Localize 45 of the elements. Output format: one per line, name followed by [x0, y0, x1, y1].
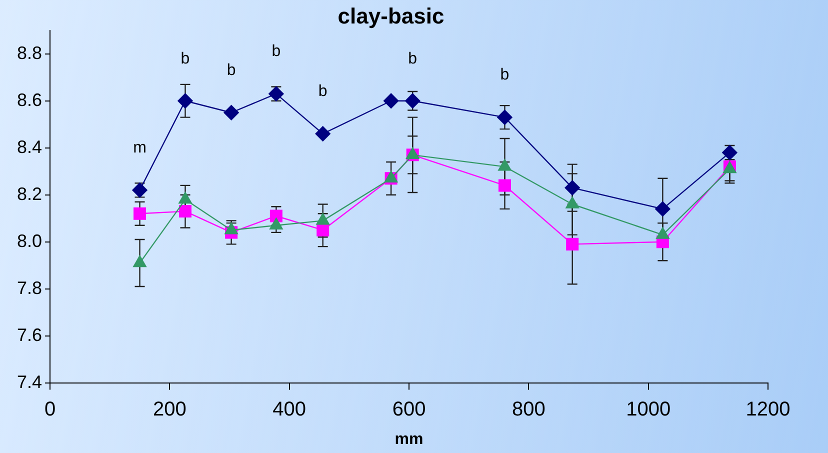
- y-tick-label: 7.4: [16, 372, 42, 392]
- x-tick-label: 600: [392, 398, 426, 420]
- point: [270, 210, 282, 222]
- point: [178, 93, 193, 108]
- annotation: b: [180, 50, 190, 68]
- point: [383, 93, 399, 108]
- point: [566, 196, 580, 208]
- annotation: b: [226, 62, 236, 80]
- point: [316, 213, 330, 225]
- y-tick-label: 7.8: [16, 278, 42, 298]
- point: [224, 222, 238, 234]
- point: [498, 179, 511, 192]
- point: [316, 224, 330, 236]
- point: [566, 238, 579, 250]
- x-tick-label: 200: [153, 398, 186, 420]
- y-tick-label: 8.0: [16, 230, 42, 251]
- point: [270, 218, 283, 230]
- point: [315, 126, 330, 142]
- x-tick-label: 0: [44, 398, 56, 420]
- point: [497, 110, 512, 125]
- annotation: b: [272, 43, 281, 60]
- x-axis-title: mm: [394, 430, 424, 448]
- point: [564, 180, 580, 196]
- point: [178, 192, 192, 204]
- point: [133, 255, 146, 268]
- x-tick-label: 1000: [626, 398, 671, 420]
- point: [498, 159, 512, 171]
- point: [655, 201, 670, 217]
- annotation: b: [500, 66, 510, 84]
- y-tick-label: 8.2: [16, 184, 42, 204]
- y-tick-label: 8.6: [16, 90, 42, 110]
- chart-title: clay-basic: [338, 3, 444, 28]
- y-tick-label: 8.4: [16, 136, 42, 157]
- annotation: b: [408, 50, 418, 68]
- annotation: m: [133, 140, 146, 157]
- x-tick-label: 400: [272, 398, 306, 420]
- point: [134, 207, 146, 220]
- point: [656, 227, 670, 239]
- annotation: b: [318, 83, 328, 100]
- point: [224, 105, 239, 120]
- point: [178, 205, 192, 218]
- y-tick-label: 8.8: [16, 42, 42, 63]
- x-tick-label: 800: [512, 398, 546, 420]
- x-tick-label: 1200: [746, 398, 790, 420]
- y-tick-label: 7.6: [16, 324, 42, 345]
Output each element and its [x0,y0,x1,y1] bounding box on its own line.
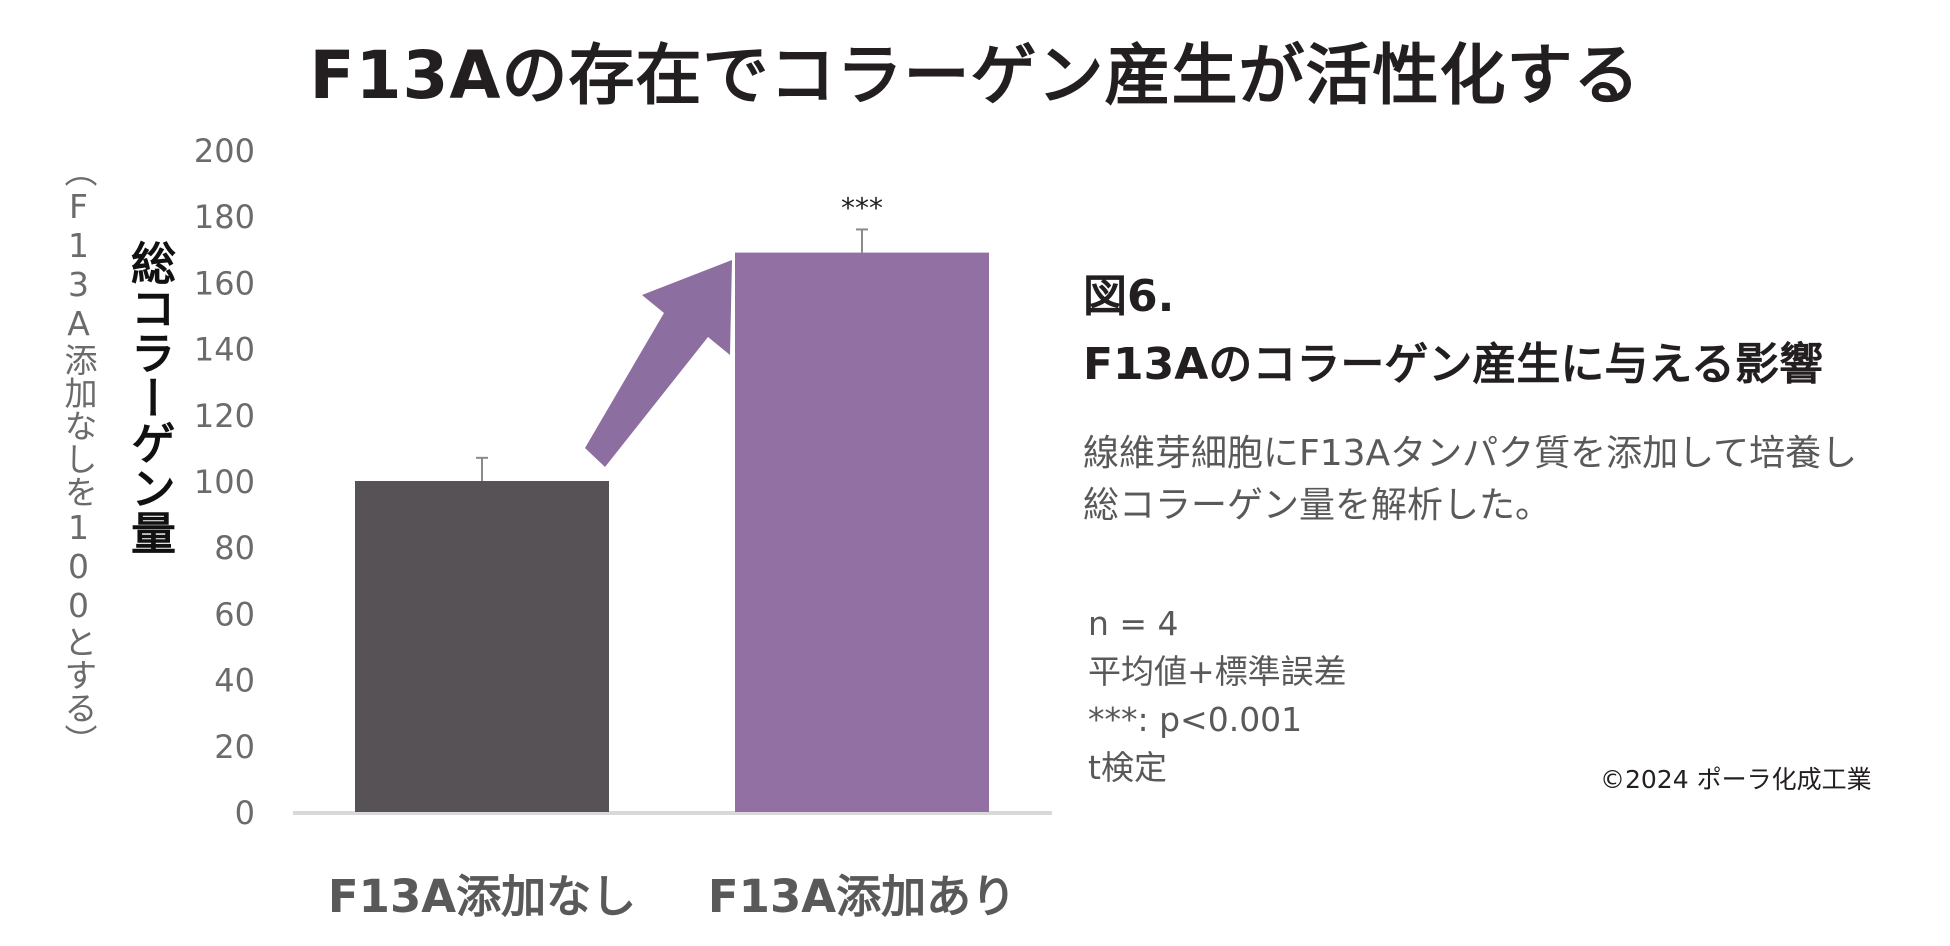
note-test: t検定 [1088,747,1167,787]
note-sample-size: n = 4 [1088,604,1179,643]
y-tick-label: 180 [194,198,255,236]
increase-arrow [585,260,732,467]
y-tick-label: 40 [214,662,255,700]
x-category-label: F13A添加なし [328,870,636,923]
x-category-label: F13A添加あり [708,870,1016,923]
y-tick-label: 80 [214,529,255,567]
copyright: ©2024 ポーラ化成工業 [1600,765,1872,794]
figure-description: 線維芽細胞にF13Aタンパク質を添加して培養し 総コラーゲン量を解析した。 [1083,428,1903,532]
statistics-notes: n = 4 平均値+標準誤差 ***: p<0.001 t検定 [1088,600,1347,791]
chart-title: F13Aの存在でコラーゲン産生が活性化する [309,37,1641,114]
description-line: 線維芽細胞にF13Aタンパク質を添加して培養し [1083,433,1858,474]
y-tick-label: 100 [194,463,255,501]
note-significance: ***: p<0.001 [1088,699,1303,739]
significance-marker: *** [841,191,883,224]
y-tick-label: 140 [194,331,255,369]
description-line: 総コラーゲン量を解析した。 [1083,485,1552,527]
bar-chart: 0 20 40 60 80 100 120 140 160 180 200 F13A添加なし *** F1… [194,132,1052,923]
note-error-type: 平均値+標準誤差 [1088,651,1347,691]
y-tick-label: 120 [194,397,255,435]
y-axis-unit-label: （F13A添加なしを100とする） [59,153,98,757]
figure-caption: F13Aのコラーゲン産生に与える影響 [1083,339,1824,390]
y-tick-label: 160 [194,264,255,302]
y-tick-label: 0 [235,794,255,832]
y-axis-label: 総コラーゲン量 [123,240,176,555]
y-tick-label: 200 [194,132,255,170]
bar-2 [735,252,989,813]
bar-1 [355,481,609,812]
y-tick-label: 60 [214,595,255,633]
y-tick-label: 20 [214,728,255,766]
figure-number: 図6. [1083,271,1175,322]
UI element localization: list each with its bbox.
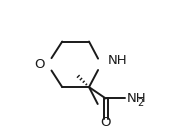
Text: NH: NH bbox=[127, 92, 147, 105]
Text: O: O bbox=[34, 58, 45, 71]
Text: NH: NH bbox=[108, 54, 127, 68]
Text: O: O bbox=[100, 116, 111, 129]
Text: 2: 2 bbox=[138, 98, 144, 108]
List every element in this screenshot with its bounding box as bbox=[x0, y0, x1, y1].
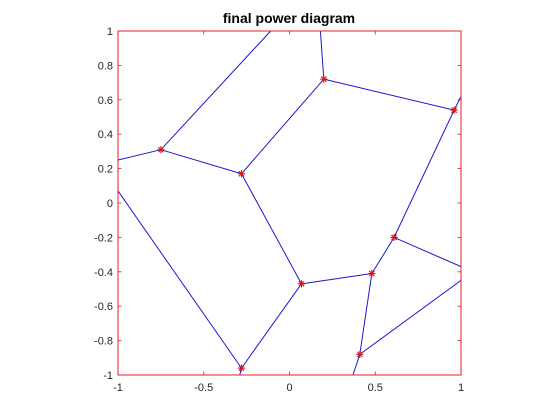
diagram-edge bbox=[240, 78, 325, 175]
diagram-edge bbox=[301, 273, 373, 285]
vertex-marker bbox=[320, 75, 328, 83]
y-tick-label: -0.6 bbox=[94, 301, 113, 313]
diagram-edge bbox=[393, 109, 455, 238]
diagram-edge bbox=[240, 283, 303, 369]
diagram-edge bbox=[117, 190, 242, 369]
x-tick-label: 1 bbox=[458, 382, 464, 394]
chart-title: final power diagram bbox=[223, 10, 355, 26]
x-tick-label: 0.5 bbox=[368, 382, 383, 394]
y-tick-label: 0.4 bbox=[98, 129, 113, 141]
vertex-marker-stroke bbox=[157, 146, 164, 153]
y-tick-label: -0.4 bbox=[94, 267, 113, 279]
y-tick-label: 0 bbox=[107, 198, 113, 210]
diagram-edge bbox=[160, 30, 272, 151]
vertex-marker bbox=[157, 146, 165, 154]
diagram-edge bbox=[323, 78, 455, 111]
x-tick-label: 0 bbox=[286, 382, 292, 394]
vertex-marker-stroke bbox=[451, 107, 458, 114]
plot-area bbox=[118, 31, 461, 375]
vertex-marker-stroke bbox=[238, 170, 245, 177]
diagram-edge bbox=[371, 236, 395, 275]
plot-background bbox=[118, 31, 461, 375]
diagram-edge bbox=[359, 273, 373, 355]
vertex-marker-stroke bbox=[368, 270, 375, 277]
vertex-marker bbox=[237, 364, 246, 372]
diagram-edge bbox=[319, 30, 325, 80]
x-tick-label: -0.5 bbox=[194, 382, 213, 394]
power-diagram-vertices bbox=[157, 75, 458, 372]
y-tick-label: 0.6 bbox=[98, 95, 113, 107]
x-tick-label: -1 bbox=[113, 382, 123, 394]
diagram-edge bbox=[352, 353, 361, 376]
diagram-edge bbox=[393, 236, 462, 268]
diagram-edge bbox=[359, 279, 462, 355]
vertex-marker-stroke bbox=[391, 234, 398, 241]
vertex-marker bbox=[450, 106, 458, 114]
axes-frame bbox=[117, 30, 462, 376]
vertex-marker-stroke bbox=[238, 365, 245, 372]
vertex-marker-stroke bbox=[356, 351, 363, 358]
diagram-edge bbox=[453, 95, 462, 111]
vertex-marker-stroke bbox=[298, 280, 305, 287]
vertex-marker bbox=[390, 233, 398, 241]
y-tick-label: 0.8 bbox=[98, 60, 113, 72]
power-diagram-edges bbox=[117, 30, 462, 376]
y-tick-label: 1 bbox=[107, 26, 113, 38]
vertex-marker-stroke bbox=[320, 76, 327, 83]
axes-frame-layer bbox=[117, 30, 462, 376]
vertex-marker bbox=[356, 350, 364, 358]
diagram-edge bbox=[117, 149, 162, 161]
vertex-marker bbox=[368, 269, 376, 278]
diagram-edge bbox=[160, 149, 242, 175]
y-tick-label: 0.2 bbox=[98, 164, 113, 176]
axis-ticks: -1 -0.5 0 0.5 1 1 0.8 0.6 0.4 0.2 0 -0.2 -0.4 -0.6 -0.… bbox=[94, 26, 464, 394]
y-tick-label: -0.8 bbox=[94, 336, 113, 348]
diagram-edge bbox=[240, 173, 303, 285]
y-tick-label: -1 bbox=[103, 370, 113, 382]
y-tick-label: -0.2 bbox=[94, 232, 113, 244]
vertex-marker bbox=[237, 170, 246, 178]
vertex-marker bbox=[297, 280, 306, 288]
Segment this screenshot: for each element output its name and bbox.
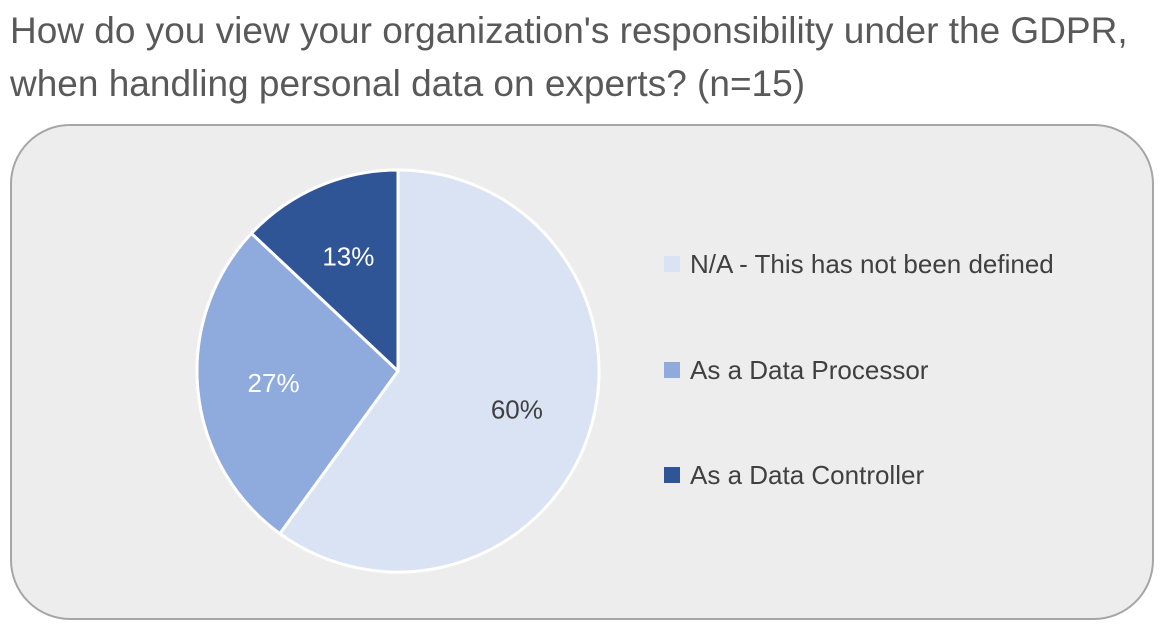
chart-title: How do you view your organization's resp… bbox=[10, 10, 1128, 104]
pie-slice-labels: 60% 27% 13% bbox=[248, 241, 543, 424]
legend-swatch-not-defined bbox=[664, 256, 680, 272]
legend-label-data-processor: As a Data Processor bbox=[690, 354, 929, 385]
pie-slice-data-processor bbox=[195, 231, 400, 536]
legend-label-not-defined: N/A - This has not been defined bbox=[690, 248, 1054, 279]
legend-label-data-controller: As a Data Controller bbox=[690, 459, 925, 490]
pie-slice-data-controller bbox=[249, 168, 400, 373]
legend-item-not-defined: N/A - This has not been defined bbox=[664, 244, 1054, 284]
pie-slice-label-data-controller: 13% bbox=[322, 241, 374, 271]
legend-swatch-data-controller bbox=[664, 467, 680, 483]
pie-slices bbox=[195, 168, 601, 574]
pie-slice-label-not-defined: 60% bbox=[491, 395, 543, 425]
pie-slice-label-data-processor: 27% bbox=[248, 368, 300, 398]
pie-slice-not-defined bbox=[278, 168, 601, 574]
legend-item-data-controller: As a Data Controller bbox=[664, 455, 924, 495]
legend-swatch-data-processor bbox=[664, 362, 680, 378]
legend-item-data-processor: As a Data Processor bbox=[664, 350, 928, 390]
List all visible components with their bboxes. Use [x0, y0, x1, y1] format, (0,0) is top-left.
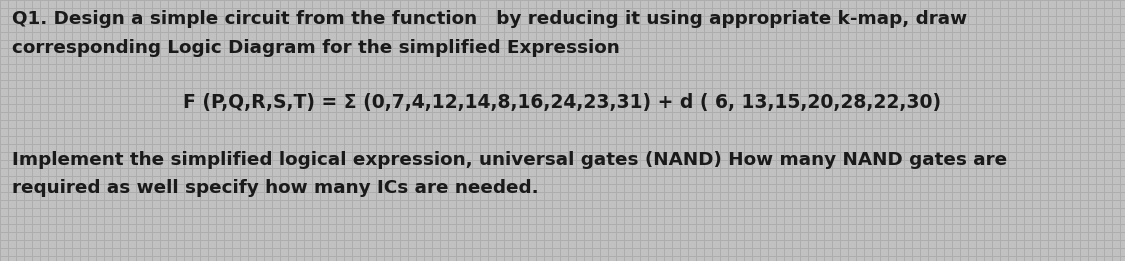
Text: Q1. Design a simple circuit from the function   by reducing it using appropriate: Q1. Design a simple circuit from the fun…	[12, 10, 968, 28]
Text: Implement the simplified logical expression, universal gates (NAND) How many NAN: Implement the simplified logical express…	[12, 151, 1007, 169]
Text: corresponding Logic Diagram for the simplified Expression: corresponding Logic Diagram for the simp…	[12, 39, 620, 57]
Text: F (P,Q,R,S,T) = Σ (0,7,4,12,14,8,16,24,23,31) + d ( 6, 13,15,20,28,22,30): F (P,Q,R,S,T) = Σ (0,7,4,12,14,8,16,24,2…	[183, 93, 942, 112]
Text: required as well specify how many ICs are needed.: required as well specify how many ICs ar…	[12, 179, 539, 197]
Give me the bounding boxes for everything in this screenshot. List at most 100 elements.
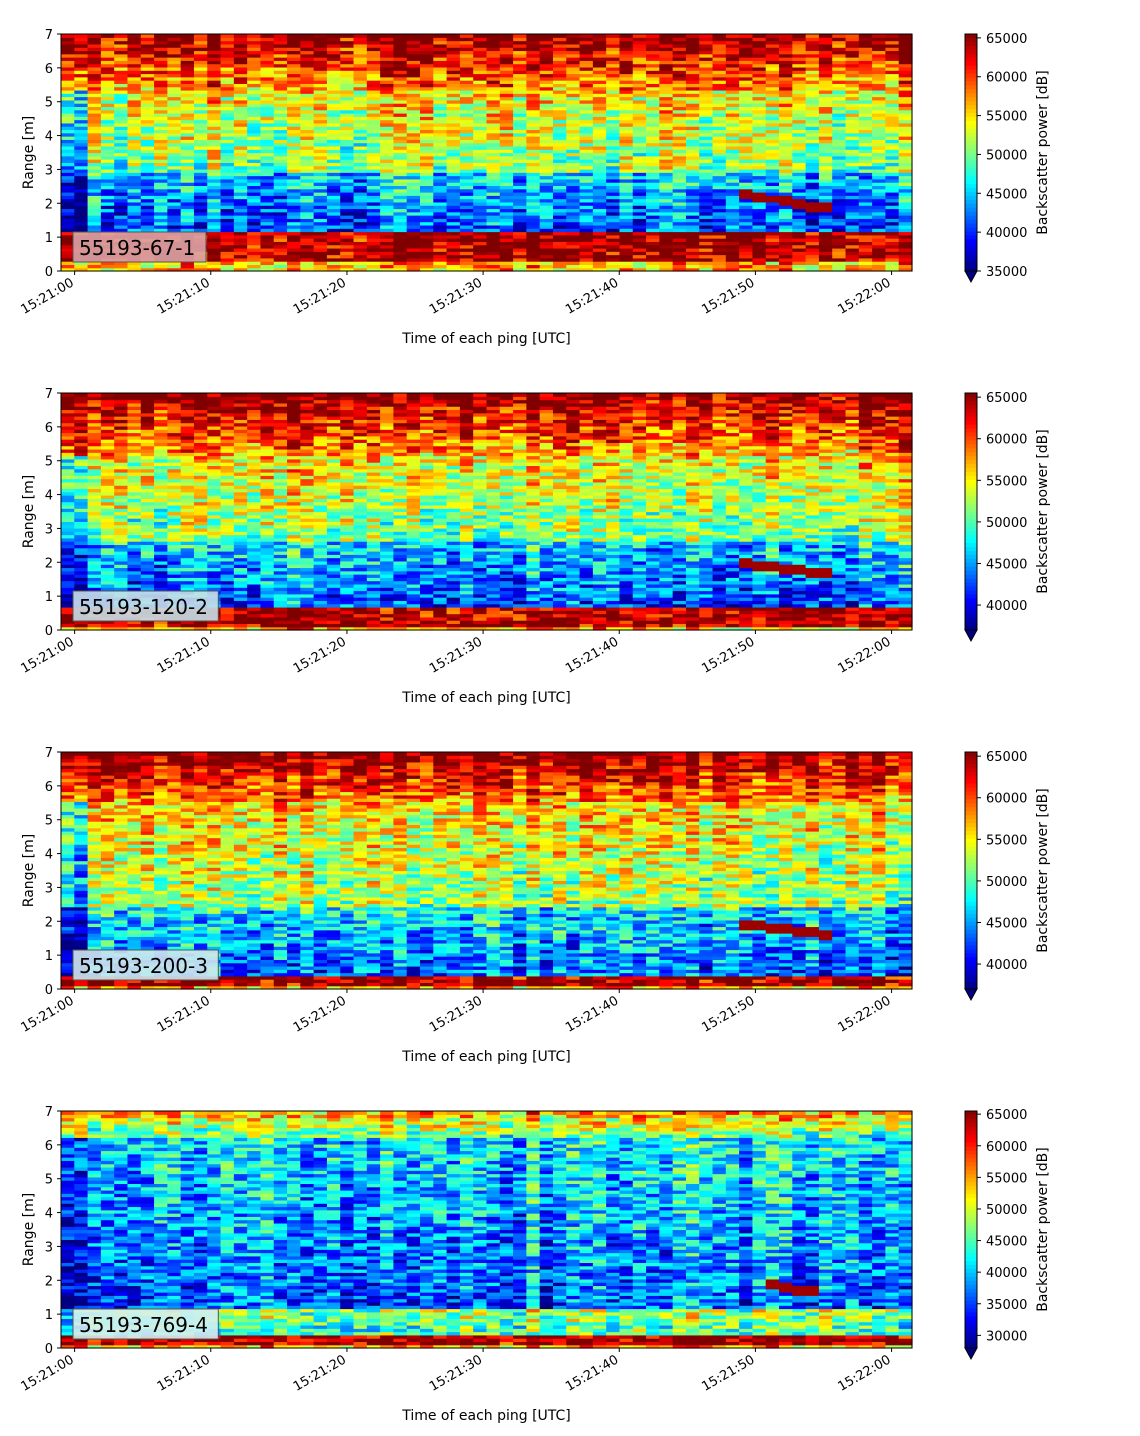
★ ★ ★ ★ ★ ★ ★
Copy out everything from the start of the records down to the line containing "Output each element", keeping both ends and leaving the pictures out.

Localize 45 of the elements. Output format: one per line, name followed by [x0, y0, x1, y1].
- y-tick-label: 7.4: [16, 372, 42, 392]
- x-tick-label: 600: [392, 398, 426, 420]
- point: [270, 210, 282, 222]
- point: [178, 93, 193, 108]
- annotation: b: [180, 50, 190, 68]
- point: [383, 93, 399, 108]
- point: [566, 196, 580, 208]
- annotation: b: [226, 62, 236, 80]
- point: [316, 213, 330, 225]
- y-tick-label: 7.8: [16, 278, 42, 298]
- point: [224, 222, 238, 234]
- point: [498, 179, 511, 192]
- point: [316, 224, 330, 236]
- point: [566, 238, 579, 250]
- x-tick-label: 200: [153, 398, 186, 420]
- y-tick-label: 8.0: [16, 230, 42, 251]
- point: [270, 218, 283, 230]
- point: [315, 126, 330, 142]
- x-tick-label: 0: [44, 398, 56, 420]
- point: [497, 110, 512, 125]
- annotation: b: [272, 43, 281, 60]
- x-axis-title: mm: [394, 430, 424, 448]
- point: [564, 180, 580, 196]
- point: [178, 192, 192, 204]
- point: [133, 255, 146, 268]
- x-tick-label: 1000: [626, 398, 671, 420]
- point: [498, 159, 512, 171]
- point: [655, 201, 670, 217]
- annotation: b: [500, 66, 510, 84]
- y-tick-label: 8.2: [16, 184, 42, 204]
- y-tick-label: 8.6: [16, 90, 42, 110]
- chart-title: clay-basic: [338, 3, 444, 28]
- y-tick-label: 8.4: [16, 136, 42, 157]
- annotation: b: [408, 50, 418, 68]
- annotation: m: [133, 140, 146, 157]
- x-tick-label: 400: [272, 398, 306, 420]
- point: [134, 207, 146, 220]
- point: [656, 227, 670, 239]
- annotation: b: [318, 83, 328, 100]
- point: [224, 105, 239, 120]
- point: [178, 205, 192, 218]
- y-tick-label: 8.8: [16, 42, 42, 63]
- x-tick-label: 800: [512, 398, 546, 420]
- x-tick-label: 1200: [746, 398, 790, 420]
- y-tick-label: 7.6: [16, 324, 42, 345]
Output each element and its [x0,y0,x1,y1] bounding box on its own line.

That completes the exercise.